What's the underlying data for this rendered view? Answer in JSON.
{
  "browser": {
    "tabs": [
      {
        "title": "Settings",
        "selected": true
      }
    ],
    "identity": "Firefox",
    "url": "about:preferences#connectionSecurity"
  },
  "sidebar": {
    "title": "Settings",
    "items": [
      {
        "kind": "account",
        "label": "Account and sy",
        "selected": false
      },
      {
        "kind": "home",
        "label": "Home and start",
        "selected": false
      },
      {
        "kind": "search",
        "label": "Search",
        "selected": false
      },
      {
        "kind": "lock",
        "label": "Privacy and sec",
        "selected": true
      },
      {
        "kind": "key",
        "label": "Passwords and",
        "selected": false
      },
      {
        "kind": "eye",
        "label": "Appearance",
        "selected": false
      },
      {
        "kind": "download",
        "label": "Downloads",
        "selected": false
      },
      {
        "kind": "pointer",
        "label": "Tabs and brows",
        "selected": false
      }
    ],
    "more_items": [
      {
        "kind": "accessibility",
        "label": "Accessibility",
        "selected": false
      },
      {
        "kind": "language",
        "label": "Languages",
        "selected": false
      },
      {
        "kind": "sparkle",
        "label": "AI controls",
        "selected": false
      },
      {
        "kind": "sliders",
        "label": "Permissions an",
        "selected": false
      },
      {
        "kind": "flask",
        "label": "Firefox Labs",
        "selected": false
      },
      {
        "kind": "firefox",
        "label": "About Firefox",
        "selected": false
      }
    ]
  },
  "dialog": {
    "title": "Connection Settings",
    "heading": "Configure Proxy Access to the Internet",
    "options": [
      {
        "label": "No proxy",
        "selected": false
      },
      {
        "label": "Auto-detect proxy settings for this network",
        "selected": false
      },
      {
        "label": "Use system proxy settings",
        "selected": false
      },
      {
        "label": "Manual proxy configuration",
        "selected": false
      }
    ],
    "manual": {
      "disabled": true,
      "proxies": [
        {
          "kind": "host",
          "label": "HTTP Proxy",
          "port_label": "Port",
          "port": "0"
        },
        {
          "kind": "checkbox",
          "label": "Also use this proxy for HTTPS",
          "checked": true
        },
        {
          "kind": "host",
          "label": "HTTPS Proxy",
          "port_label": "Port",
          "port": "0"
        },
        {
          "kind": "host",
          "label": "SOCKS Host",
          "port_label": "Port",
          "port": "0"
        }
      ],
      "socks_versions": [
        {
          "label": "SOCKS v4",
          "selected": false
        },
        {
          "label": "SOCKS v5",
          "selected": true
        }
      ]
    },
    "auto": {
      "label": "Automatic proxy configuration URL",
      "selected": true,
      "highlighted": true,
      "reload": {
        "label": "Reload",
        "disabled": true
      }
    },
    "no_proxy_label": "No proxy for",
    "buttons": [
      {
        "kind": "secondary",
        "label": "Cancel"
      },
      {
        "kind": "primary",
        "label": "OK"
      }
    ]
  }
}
---+---
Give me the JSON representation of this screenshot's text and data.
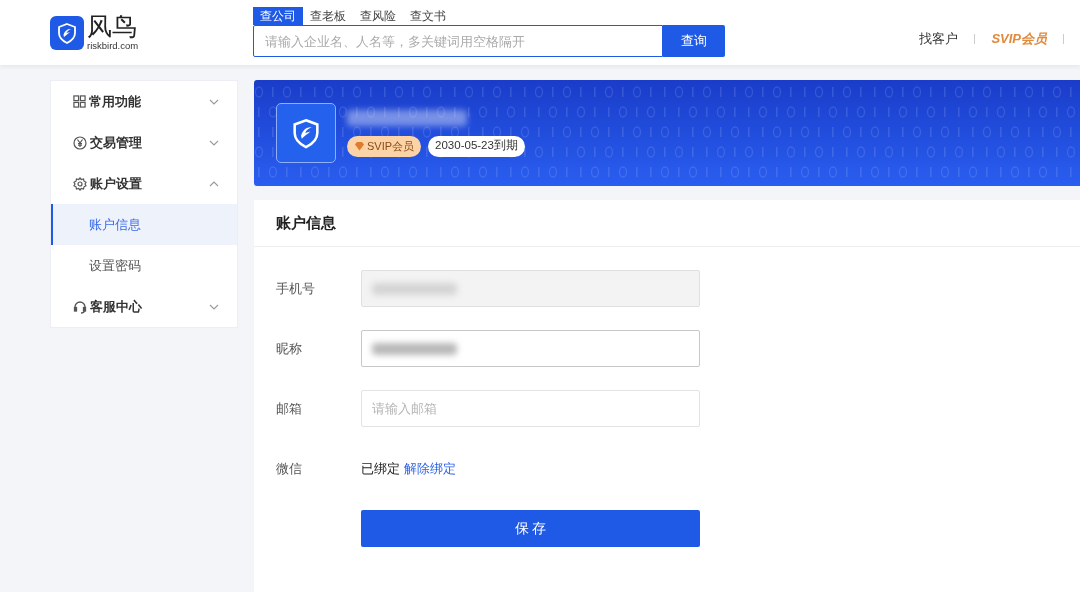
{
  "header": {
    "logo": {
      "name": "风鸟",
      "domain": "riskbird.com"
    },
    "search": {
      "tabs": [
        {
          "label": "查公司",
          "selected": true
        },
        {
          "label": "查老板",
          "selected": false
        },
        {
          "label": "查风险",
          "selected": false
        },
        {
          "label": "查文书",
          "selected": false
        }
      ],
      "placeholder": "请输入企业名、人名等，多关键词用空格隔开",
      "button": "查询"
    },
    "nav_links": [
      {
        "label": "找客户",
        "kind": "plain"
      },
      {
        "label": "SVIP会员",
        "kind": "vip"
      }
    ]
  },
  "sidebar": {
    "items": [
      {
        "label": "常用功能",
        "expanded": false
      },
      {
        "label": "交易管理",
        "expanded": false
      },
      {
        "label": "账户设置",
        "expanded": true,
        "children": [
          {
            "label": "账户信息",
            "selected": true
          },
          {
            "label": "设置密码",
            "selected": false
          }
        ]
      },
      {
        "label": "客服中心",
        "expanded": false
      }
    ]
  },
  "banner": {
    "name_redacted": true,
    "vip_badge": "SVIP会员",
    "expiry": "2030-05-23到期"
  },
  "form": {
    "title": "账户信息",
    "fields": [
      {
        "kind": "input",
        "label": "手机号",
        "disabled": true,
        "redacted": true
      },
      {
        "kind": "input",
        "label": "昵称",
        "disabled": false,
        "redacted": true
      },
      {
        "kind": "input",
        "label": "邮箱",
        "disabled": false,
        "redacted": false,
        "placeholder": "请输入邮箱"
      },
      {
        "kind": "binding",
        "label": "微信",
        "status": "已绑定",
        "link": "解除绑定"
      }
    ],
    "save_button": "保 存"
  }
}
---+---
• **Instructions to follow**: Check every line of the data, and copy the ones that contain "HTTPS".

• **Complete response**:
          "label": "Also use this proxy for HTTPS",
          "label": "HTTPS Proxy",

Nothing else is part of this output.